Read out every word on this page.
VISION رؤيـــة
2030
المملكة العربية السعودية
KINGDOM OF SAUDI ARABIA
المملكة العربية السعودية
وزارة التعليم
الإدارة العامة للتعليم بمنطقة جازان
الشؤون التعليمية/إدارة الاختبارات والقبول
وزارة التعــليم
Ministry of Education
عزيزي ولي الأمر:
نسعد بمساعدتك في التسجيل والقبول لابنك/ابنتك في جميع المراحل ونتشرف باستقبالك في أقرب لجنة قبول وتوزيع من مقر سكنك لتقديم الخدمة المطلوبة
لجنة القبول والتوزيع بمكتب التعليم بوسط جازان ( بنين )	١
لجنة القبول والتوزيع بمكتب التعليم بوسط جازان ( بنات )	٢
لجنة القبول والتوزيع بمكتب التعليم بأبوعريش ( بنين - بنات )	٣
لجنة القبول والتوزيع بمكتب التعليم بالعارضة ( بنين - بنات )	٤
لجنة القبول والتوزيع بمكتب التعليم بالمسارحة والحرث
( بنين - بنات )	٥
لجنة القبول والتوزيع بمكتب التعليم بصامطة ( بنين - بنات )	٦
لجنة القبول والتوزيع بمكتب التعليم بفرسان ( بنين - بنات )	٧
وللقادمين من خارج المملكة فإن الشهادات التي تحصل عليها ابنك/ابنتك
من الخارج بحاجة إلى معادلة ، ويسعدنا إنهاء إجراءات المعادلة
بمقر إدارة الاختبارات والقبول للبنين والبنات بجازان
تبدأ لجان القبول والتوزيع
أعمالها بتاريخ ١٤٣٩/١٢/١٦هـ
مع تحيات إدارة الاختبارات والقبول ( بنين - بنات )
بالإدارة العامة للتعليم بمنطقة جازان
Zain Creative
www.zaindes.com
━━━
What this task involves: Please repeat the listing above in full and exactly.

Answer in full:
Read out every word on this page.
VISION رؤيـــة
2030
المملكة العربية السعودية
KINGDOM OF SAUDI ARABIA
المملكة العربية السعودية
وزارة التعليم
الإدارة العامة للتعليم بمنطقة جازان
الشؤون التعليمية/إدارة الاختبارات والقبول
وزارة التعــليم
Ministry of Education
عزيزي ولي الأمر:
نسعد بمساعدتك في التسجيل والقبول لابنك/ابنتك في جميع المراحل ونتشرف باستقبالك في أقرب لجنة قبول وتوزيع من مقر سكنك لتقديم الخدمة المطلوبة
لجنة القبول والتوزيع بمكتب التعليم بوسط جازان ( بنين )	١
لجنة القبول والتوزيع بمكتب التعليم بوسط جازان ( بنات )	٢
لجنة القبول والتوزيع بمكتب التعليم بأبوعريش ( بنين - بنات )	٣
لجنة القبول والتوزيع بمكتب التعليم بالعارضة ( بنين - بنات )	٤
لجنة القبول والتوزيع بمكتب التعليم بالمسارحة والحرث
( بنين - بنات )	٥
لجنة القبول والتوزيع بمكتب التعليم بصامطة ( بنين - بنات )	٦
لجنة القبول والتوزيع بمكتب التعليم بفرسان ( بنين - بنات )	٧
وللقادمين من خارج المملكة فإن الشهادات التي تحصل عليها ابنك/ابنتك
من الخارج بحاجة إلى معادلة ، ويسعدنا إنهاء إجراءات المعادلة
بمقر إدارة الاختبارات والقبول للبنين والبنات بجازان
تبدأ لجان القبول والتوزيع
أعمالها بتاريخ ١٤٣٩/١٢/١٦هـ
مع تحيات إدارة الاختبارات والقبول ( بنين - بنات )
بالإدارة العامة للتعليم بمنطقة جازان
Zain Creative
www.zaindes.com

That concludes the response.